_Listed entries:_
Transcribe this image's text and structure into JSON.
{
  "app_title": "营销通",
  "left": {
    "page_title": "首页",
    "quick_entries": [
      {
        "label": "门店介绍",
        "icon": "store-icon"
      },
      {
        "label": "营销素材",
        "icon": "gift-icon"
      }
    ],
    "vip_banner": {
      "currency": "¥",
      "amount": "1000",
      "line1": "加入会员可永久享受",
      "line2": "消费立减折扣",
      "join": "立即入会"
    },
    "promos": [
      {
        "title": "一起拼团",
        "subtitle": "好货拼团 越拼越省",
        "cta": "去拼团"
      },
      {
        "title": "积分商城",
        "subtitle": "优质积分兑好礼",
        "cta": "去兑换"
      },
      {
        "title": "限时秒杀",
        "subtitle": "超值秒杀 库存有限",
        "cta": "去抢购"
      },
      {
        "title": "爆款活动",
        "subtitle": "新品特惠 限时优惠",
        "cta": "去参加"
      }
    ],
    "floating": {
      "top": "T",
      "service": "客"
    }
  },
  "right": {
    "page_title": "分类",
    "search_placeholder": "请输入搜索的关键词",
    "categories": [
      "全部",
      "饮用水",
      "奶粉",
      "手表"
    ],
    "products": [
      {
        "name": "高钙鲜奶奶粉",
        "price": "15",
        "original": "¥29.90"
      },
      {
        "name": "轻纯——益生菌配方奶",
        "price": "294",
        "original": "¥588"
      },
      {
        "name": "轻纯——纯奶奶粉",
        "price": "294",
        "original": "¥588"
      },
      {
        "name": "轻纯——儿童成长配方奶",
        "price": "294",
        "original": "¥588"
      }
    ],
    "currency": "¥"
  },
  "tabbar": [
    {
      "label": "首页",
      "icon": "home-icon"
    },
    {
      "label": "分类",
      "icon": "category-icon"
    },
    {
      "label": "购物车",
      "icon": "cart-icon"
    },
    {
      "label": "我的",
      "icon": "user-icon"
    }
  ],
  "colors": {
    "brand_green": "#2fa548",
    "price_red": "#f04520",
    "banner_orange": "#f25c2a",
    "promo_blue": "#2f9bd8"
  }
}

_Do this:_ State how many lines hold the word "subtitle". The number is the whole answer.

_Task result:_ 4